**Records from a data collection:**
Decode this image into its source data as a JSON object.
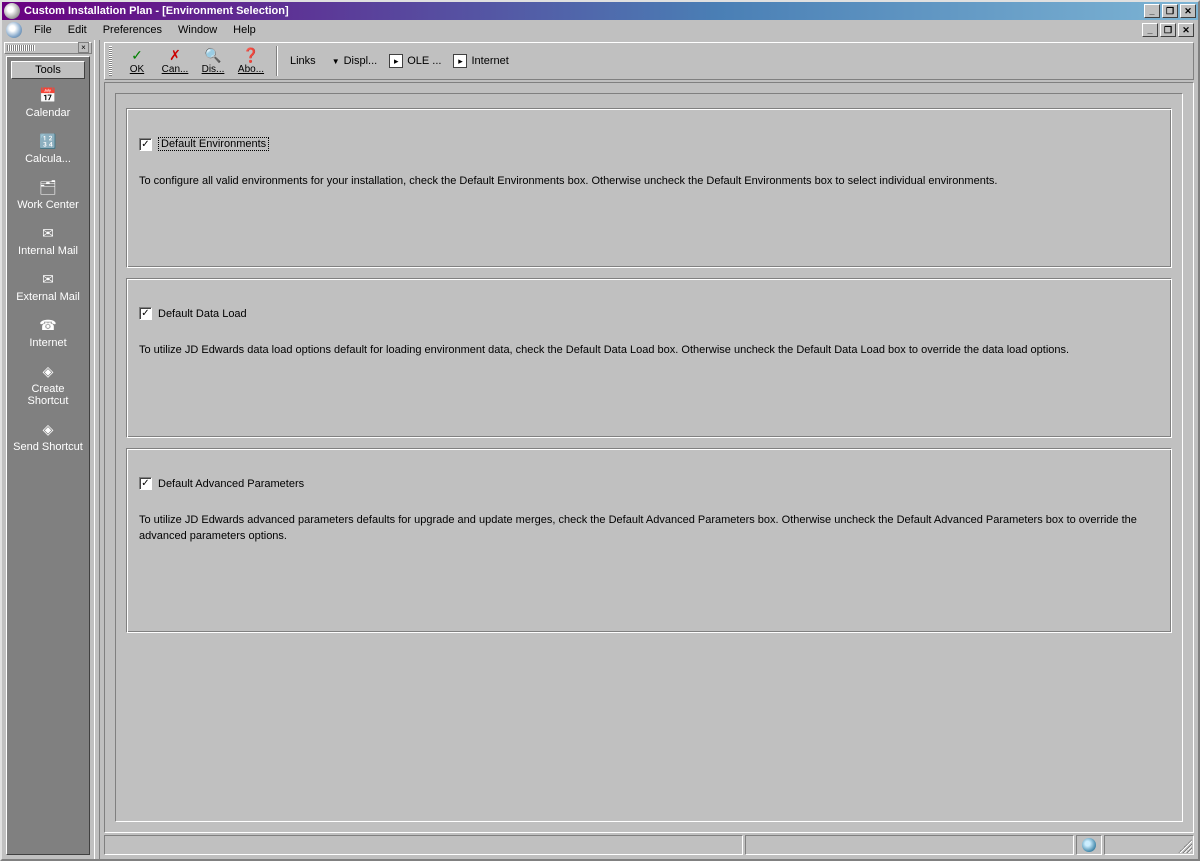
{
  "window": {
    "title": "Custom Installation Plan - [Environment Selection]",
    "min_glyph": "_",
    "max_glyph": "❐",
    "close_glyph": "✕"
  },
  "menubar": {
    "items": [
      "File",
      "Edit",
      "Preferences",
      "Window",
      "Help"
    ]
  },
  "mdi": {
    "min_glyph": "_",
    "restore_glyph": "❐",
    "close_glyph": "✕"
  },
  "toolsPanel": {
    "header": "Tools",
    "items": [
      {
        "label": "Calendar",
        "icon": "📅"
      },
      {
        "label": "Calcula...",
        "icon": "🔢"
      },
      {
        "label": "Work Center",
        "icon": "🗂"
      },
      {
        "label": "Internal Mail",
        "icon": "✉"
      },
      {
        "label": "External Mail",
        "icon": "✉"
      },
      {
        "label": "Internet",
        "icon": "☎"
      },
      {
        "label": "Create Shortcut",
        "icon": "◈"
      },
      {
        "label": "Send Shortcut",
        "icon": "◈"
      }
    ],
    "close_glyph": "×"
  },
  "toolbar": {
    "buttons": [
      {
        "label": "OK",
        "icon": "✓",
        "color": "#008000"
      },
      {
        "label": "Can...",
        "icon": "✗",
        "color": "#cc0000"
      },
      {
        "label": "Dis...",
        "icon": "🔍",
        "color": "#0066cc"
      },
      {
        "label": "Abo...",
        "icon": "❓",
        "color": "#cc9900"
      }
    ],
    "links_label": "Links",
    "drop_glyph": "▼",
    "links": [
      {
        "label": "Displ...",
        "has_dropdown": true
      },
      {
        "label": "OLE ...",
        "has_dropdown": false
      },
      {
        "label": "Internet",
        "has_dropdown": false
      }
    ],
    "link_icon_glyph": "▸"
  },
  "options": [
    {
      "checkbox_label": "Default Environments",
      "checked": true,
      "focused": true,
      "description": "To configure all valid environments for your installation, check the Default Environments box.  Otherwise uncheck the Default Environments box to select individual environments."
    },
    {
      "checkbox_label": "Default Data Load",
      "checked": true,
      "focused": false,
      "description": "To utilize JD Edwards data load options default for loading environment data, check the Default Data Load box.  Otherwise uncheck the Default Data Load box to override the data load options."
    },
    {
      "checkbox_label": "Default Advanced Parameters",
      "checked": true,
      "focused": false,
      "description": "To utilize JD Edwards advanced parameters defaults for upgrade and update merges, check the Default Advanced Parameters box.  Otherwise uncheck the Default Advanced Parameters box to override the advanced parameters options."
    }
  ],
  "check_glyph": "✓"
}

**What to produce:** Lines of the listing that contain the word "Default" are to be counted; report only their number.

**Solution below:** 6